Aufgabe A
Schreiben Sie sämtliche Zeilen der folgenden Auflistung wortgetreu ab und lassen Sie dabei die Bilder weg.

Vorliegender Text
Dipl.-Ing. Frank Völkel: Smart Home – der Trend der Zukunft

Interview mit Dipl.-Ing. Frank Völkel
Dipl.-Ing. Frank Völkel ist Geschäftsführer von Smartest Home in Unterföhring bei München. Mit ihm sprechen wir im Interview über Smart Home-Technologien, vorrangige Bereiche sowie künftige Häusle-Bauer.

Unsere Welt soll schöner, sauberer und moderner werden. Smart Home-Technologien sind ein Teil davon, aber scheinen durch die große Vielfalt teuer und nicht bezahlbar zu sein. Wie sehen Sie das?

Frank Völkel: „Smart Home“ ist momentan in aller Munde und wird vielfach als eine Art „Buzzword“ benutzt. Viele Hersteller nutzen zum Verkauf Ihrer Produkte den Begriff „Smart Home“, um im Trend zu liegen. Dadurch erscheint die Welt des Smart Home für den Einsteiger weniger überschaubar und einschätzbar. „Teuer“ wird Smart Home nur dann, wenn nicht von Anfang an konzeptionell gedacht und vorgegangen wird. Die Nachrüstung ist in jedem Fall immer viel teurer und aufwändiger als gleich zu Beginn die Ausstattung mit entsprechender Infrastruktur. Solche Begriffe wie „nicht bezahlbar“ kommen gerade aus dieser Ecke, wenn nicht konzeptionell gedacht wird. Smart Home wird dann teuer, wenn zuerst konventionell wie 1980 gebaut wird und dann zu einem bestimmten Moment festgestellt wird, dass man doch alles smart haben will. Dann müssen Wände neu geschlitzt oder Decken geöffnet werden. Die Kosten sind dann um ein Vielfaches höher, wie wenn gleich smart geplant und installiert wurde.

Ein Überangebot an unterschiedlichen Smart-Devices für die Bereiche Sicherheit, Licht, Energie, Wärme, Multimedia oder Haus-Technik ist beinahe verwirrend. Worauf sollte der „Neu-Einsteiger“ den Fokus legen, welche Bereiche haben Vorrang?

Vorliegende Auflistung
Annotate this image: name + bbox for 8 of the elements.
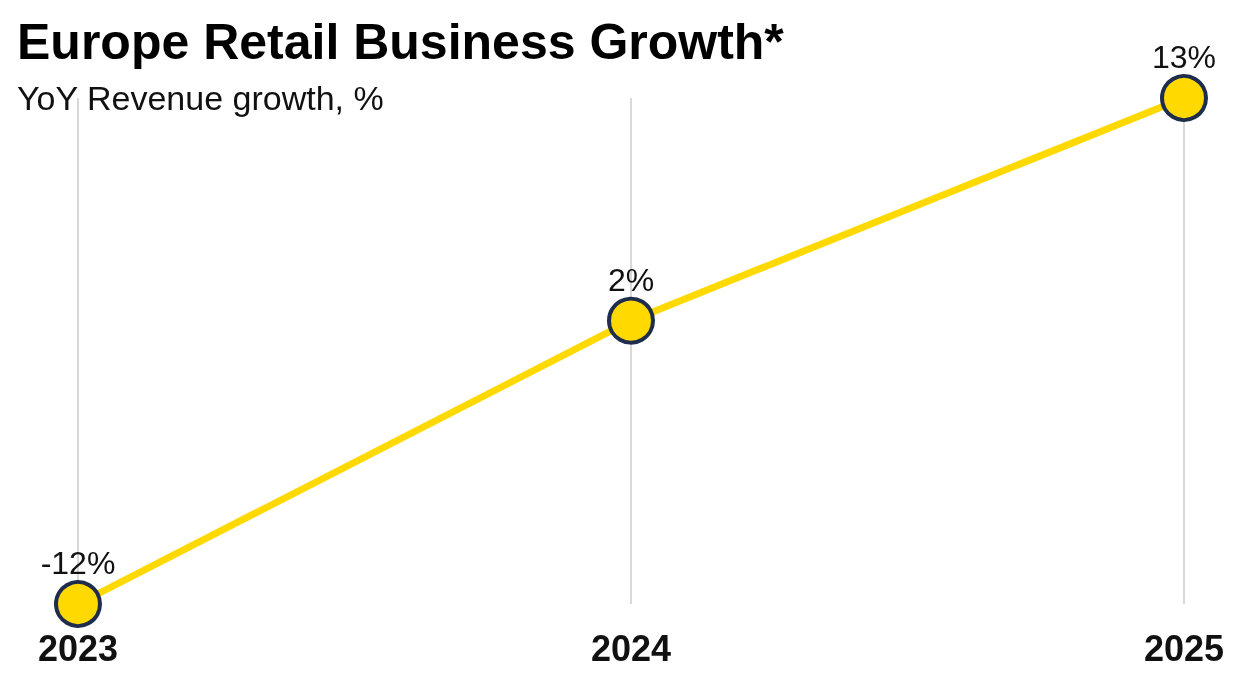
x-tick-label: 2023 [37, 627, 119, 669]
chart-title: Europe Retail Business Growth* [17, 14, 785, 70]
chart-subtitle: YoY Revenue growth, % [17, 79, 384, 117]
x-tick-label: 2024 [590, 627, 672, 669]
x-tick-label: 2025 [1143, 627, 1225, 669]
data-label: 2% [607, 261, 655, 298]
data-label: 13% [1151, 39, 1217, 75]
data-label: -12% [40, 545, 116, 581]
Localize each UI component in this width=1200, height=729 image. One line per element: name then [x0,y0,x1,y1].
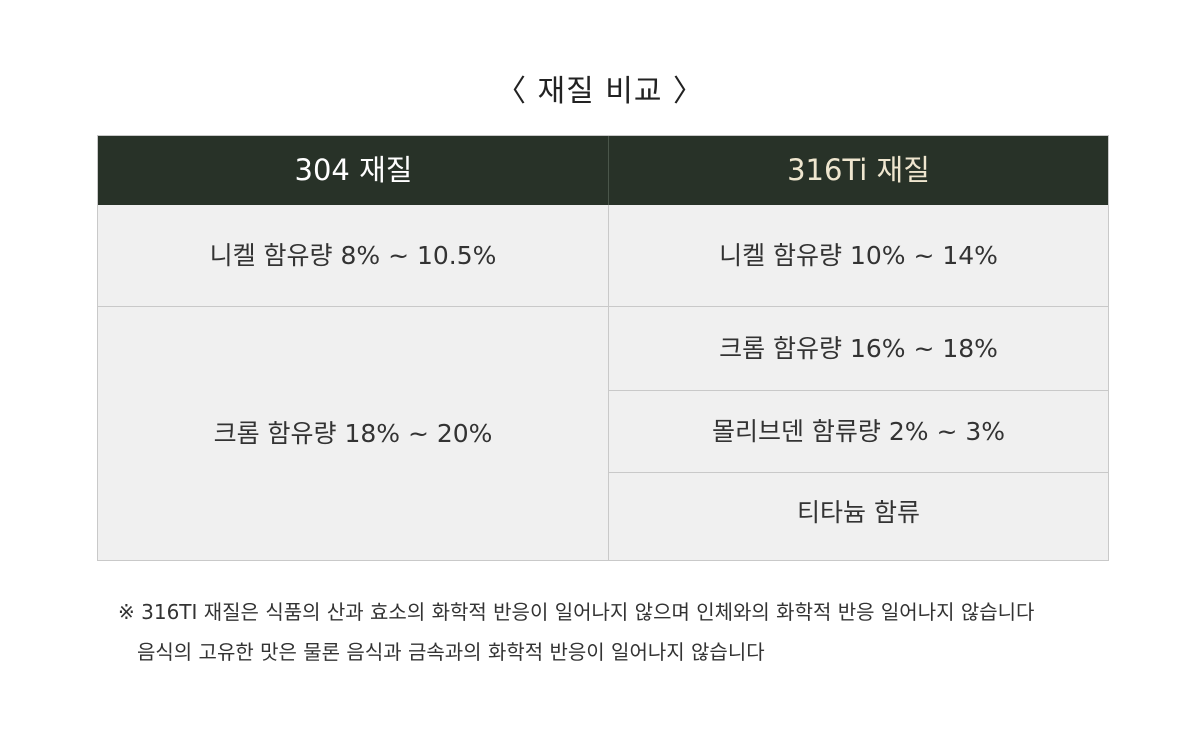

Aufgabe B
Nennen Sie alle Bereiche, für die das Interview über Smart Home ein Überangebot an Smart-Devices anführt.

Schriftliche Antwort A
Annotate this image: name + bbox for 8 of the elements.
x-tick-label: 2023 [37, 627, 119, 669]
chart-title: Europe Retail Business Growth* [17, 14, 785, 70]
chart-subtitle: YoY Revenue growth, % [17, 79, 384, 117]
x-tick-label: 2024 [590, 627, 672, 669]
x-tick-label: 2025 [1143, 627, 1225, 669]
data-label: 2% [607, 261, 655, 298]
data-label: 13% [1151, 39, 1217, 75]
data-label: -12% [40, 545, 116, 581]
Localize each UI component in this width=1200, height=729 image. One line per element: name then [x0,y0,x1,y1].

Schriftliche Antwort B
Sicherheit, Licht, Energie, Wärme, Multimedia, Haus-Technik